### YOUR OBJECTIVE:
Leaving out the pictures, transcribe all of the records faithfully.

>> BEGIN MATERIAL FOR THE TASK

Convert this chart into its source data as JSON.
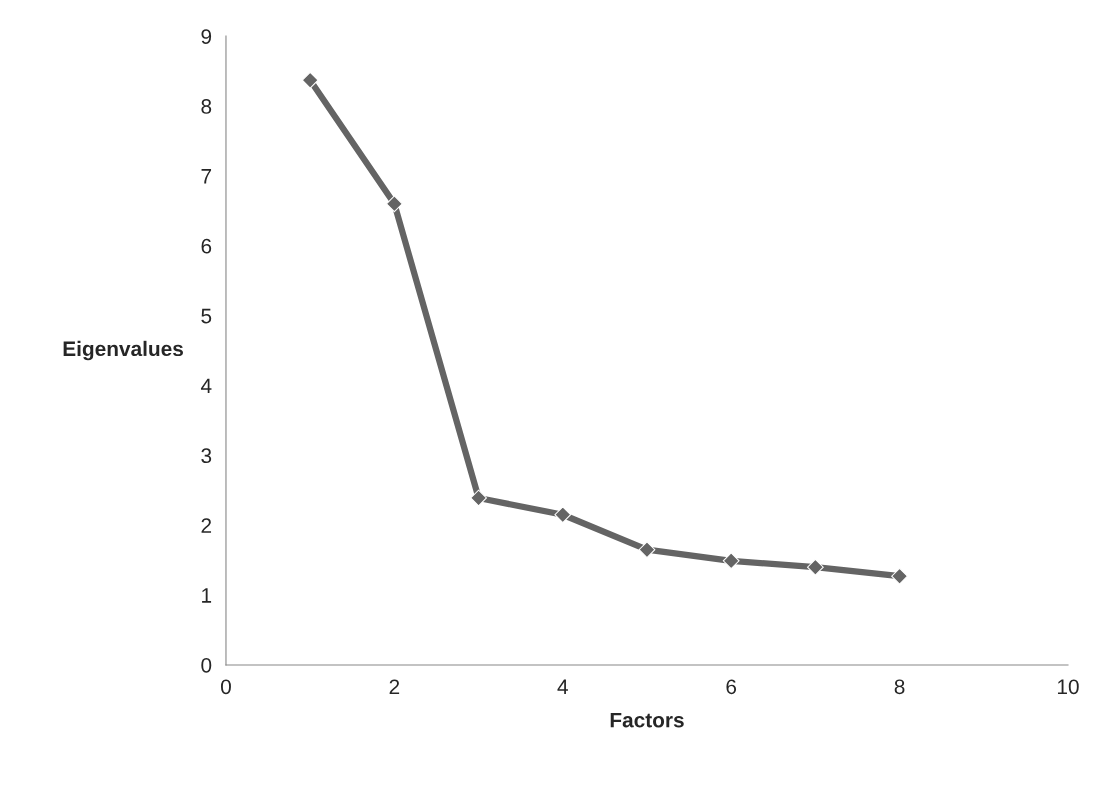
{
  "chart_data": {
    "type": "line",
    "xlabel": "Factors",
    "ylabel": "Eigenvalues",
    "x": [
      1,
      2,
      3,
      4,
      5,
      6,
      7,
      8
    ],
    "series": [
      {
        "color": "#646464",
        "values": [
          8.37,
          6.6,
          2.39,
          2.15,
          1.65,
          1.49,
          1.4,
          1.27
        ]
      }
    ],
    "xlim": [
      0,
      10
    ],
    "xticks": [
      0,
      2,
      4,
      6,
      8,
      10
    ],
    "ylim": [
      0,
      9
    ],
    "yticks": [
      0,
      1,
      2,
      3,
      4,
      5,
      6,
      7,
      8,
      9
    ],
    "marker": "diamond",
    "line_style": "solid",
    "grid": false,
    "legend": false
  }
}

>> END MATERIAL FOR THE TASK

### RESULT:
Convert this chart into its source data as JSON.
{
  "chart_data": {
    "type": "line",
    "xlabel": "Factors",
    "ylabel": "Eigenvalues",
    "x": [
      1,
      2,
      3,
      4,
      5,
      6,
      7,
      8
    ],
    "series": [
      {
        "color": "#646464",
        "values": [
          8.37,
          6.6,
          2.39,
          2.15,
          1.65,
          1.49,
          1.4,
          1.27
        ]
      }
    ],
    "xlim": [
      0,
      10
    ],
    "xticks": [
      0,
      2,
      4,
      6,
      8,
      10
    ],
    "ylim": [
      0,
      9
    ],
    "yticks": [
      0,
      1,
      2,
      3,
      4,
      5,
      6,
      7,
      8,
      9
    ],
    "marker": "diamond",
    "line_style": "solid",
    "grid": false,
    "legend": false
  }
}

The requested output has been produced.